(What you need to do)
Only the run of lines from the one containing "Type out the text in this image." through the last line should be returned, exactly as written.

######

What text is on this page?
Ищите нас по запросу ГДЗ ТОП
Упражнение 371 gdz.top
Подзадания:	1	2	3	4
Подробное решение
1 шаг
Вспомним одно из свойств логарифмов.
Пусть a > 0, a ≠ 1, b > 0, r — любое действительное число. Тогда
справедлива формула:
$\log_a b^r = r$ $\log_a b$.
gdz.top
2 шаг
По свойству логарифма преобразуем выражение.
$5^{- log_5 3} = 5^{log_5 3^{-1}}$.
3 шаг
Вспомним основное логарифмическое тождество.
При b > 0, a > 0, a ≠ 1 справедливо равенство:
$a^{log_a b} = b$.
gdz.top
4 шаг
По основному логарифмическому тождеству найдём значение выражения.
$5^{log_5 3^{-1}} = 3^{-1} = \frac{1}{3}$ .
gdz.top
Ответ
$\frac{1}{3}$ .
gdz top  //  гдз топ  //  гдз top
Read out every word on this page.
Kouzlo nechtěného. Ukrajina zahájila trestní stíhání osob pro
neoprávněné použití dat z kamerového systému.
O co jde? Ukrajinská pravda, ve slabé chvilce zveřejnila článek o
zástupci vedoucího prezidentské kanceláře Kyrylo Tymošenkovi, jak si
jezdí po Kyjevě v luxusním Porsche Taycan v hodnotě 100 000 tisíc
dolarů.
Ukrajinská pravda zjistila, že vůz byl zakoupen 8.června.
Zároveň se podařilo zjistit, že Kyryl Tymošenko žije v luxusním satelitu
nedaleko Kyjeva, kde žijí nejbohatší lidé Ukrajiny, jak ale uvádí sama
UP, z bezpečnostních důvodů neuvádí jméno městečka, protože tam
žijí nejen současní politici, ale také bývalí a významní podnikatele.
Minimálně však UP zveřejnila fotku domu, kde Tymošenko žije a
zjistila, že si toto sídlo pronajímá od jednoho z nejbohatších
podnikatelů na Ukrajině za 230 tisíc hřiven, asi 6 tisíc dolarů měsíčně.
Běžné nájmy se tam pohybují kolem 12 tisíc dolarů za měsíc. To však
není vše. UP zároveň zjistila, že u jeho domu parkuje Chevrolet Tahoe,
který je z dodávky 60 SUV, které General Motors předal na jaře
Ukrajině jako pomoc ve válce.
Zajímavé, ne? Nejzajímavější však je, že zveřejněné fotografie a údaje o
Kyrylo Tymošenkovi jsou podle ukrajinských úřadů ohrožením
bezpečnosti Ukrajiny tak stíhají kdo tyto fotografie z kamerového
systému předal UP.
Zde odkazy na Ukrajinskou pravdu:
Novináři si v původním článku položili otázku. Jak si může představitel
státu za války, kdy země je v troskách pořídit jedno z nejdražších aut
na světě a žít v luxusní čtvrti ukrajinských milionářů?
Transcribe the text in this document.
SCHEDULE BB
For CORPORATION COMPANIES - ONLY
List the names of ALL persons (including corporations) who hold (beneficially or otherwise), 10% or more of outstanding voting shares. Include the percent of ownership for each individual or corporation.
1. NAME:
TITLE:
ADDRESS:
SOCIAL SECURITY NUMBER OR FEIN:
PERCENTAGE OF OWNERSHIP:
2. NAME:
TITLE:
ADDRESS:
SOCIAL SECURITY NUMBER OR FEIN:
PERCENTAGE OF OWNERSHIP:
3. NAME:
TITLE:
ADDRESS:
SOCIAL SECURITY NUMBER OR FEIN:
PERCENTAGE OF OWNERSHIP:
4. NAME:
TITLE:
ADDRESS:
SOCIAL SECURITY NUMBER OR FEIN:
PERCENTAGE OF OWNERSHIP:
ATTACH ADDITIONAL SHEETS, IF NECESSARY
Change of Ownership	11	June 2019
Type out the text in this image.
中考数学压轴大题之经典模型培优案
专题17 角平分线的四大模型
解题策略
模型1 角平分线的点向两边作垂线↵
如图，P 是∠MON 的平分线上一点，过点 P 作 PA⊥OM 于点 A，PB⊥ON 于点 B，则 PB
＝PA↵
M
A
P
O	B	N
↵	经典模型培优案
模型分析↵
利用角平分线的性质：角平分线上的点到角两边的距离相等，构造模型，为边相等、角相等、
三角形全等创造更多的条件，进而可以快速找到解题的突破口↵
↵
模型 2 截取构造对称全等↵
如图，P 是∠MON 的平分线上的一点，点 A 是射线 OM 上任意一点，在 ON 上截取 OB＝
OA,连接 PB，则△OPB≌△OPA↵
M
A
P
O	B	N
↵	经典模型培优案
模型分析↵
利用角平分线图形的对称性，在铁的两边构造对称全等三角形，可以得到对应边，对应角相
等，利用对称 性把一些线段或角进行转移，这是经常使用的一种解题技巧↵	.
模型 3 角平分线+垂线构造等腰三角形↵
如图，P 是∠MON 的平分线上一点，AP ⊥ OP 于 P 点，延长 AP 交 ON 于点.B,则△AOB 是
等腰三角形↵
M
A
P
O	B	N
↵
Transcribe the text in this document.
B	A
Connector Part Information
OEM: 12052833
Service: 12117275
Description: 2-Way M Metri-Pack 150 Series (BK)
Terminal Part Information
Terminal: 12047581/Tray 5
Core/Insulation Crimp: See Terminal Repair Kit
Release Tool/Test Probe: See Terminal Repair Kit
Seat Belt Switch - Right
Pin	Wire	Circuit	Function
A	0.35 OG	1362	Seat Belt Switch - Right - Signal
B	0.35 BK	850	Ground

######

(Output below)
Type out the text in this image.
中考数学压轴大题之经典模型培优案
专题17 角平分线的四大模型
解题策略
模型1 角平分线的点向两边作垂线↵
如图，P 是∠MON 的平分线上一点，过点 P 作 PA⊥OM 于点 A，PB⊥ON 于点 B，则 PB
＝PA↵
M
A
P
O	B	N
↵	经典模型培优案
模型分析↵
利用角平分线的性质：角平分线上的点到角两边的距离相等，构造模型，为边相等、角相等、
三角形全等创造更多的条件，进而可以快速找到解题的突破口↵
↵
模型 2 截取构造对称全等↵
如图，P 是∠MON 的平分线上的一点，点 A 是射线 OM 上任意一点，在 ON 上截取 OB＝
OA,连接 PB，则△OPB≌△OPA↵
M
A
P
O	B	N
↵	经典模型培优案
模型分析↵
利用角平分线图形的对称性，在铁的两边构造对称全等三角形，可以得到对应边，对应角相
等，利用对称 性把一些线段或角进行转移，这是经常使用的一种解题技巧↵	.
模型 3 角平分线+垂线构造等腰三角形↵
如图，P 是∠MON 的平分线上一点，AP ⊥ OP 于 P 点，延长 AP 交 ON 于点.B,则△AOB 是
等腰三角形↵
M
A
P
O	B	N
↵
Transcribe the text in this document.
B	A
Connector Part Information
OEM: 12052833
Service: 12117275
Description: 2-Way M Metri-Pack 150 Series (BK)
Terminal Part Information
Terminal: 12047581/Tray 5
Core/Insulation Crimp: See Terminal Repair Kit
Release Tool/Test Probe: See Terminal Repair Kit
Seat Belt Switch - Right
Pin	Wire	Circuit	Function
A	0.35 OG	1362	Seat Belt Switch - Right - Signal
B	0.35 BK	850	Ground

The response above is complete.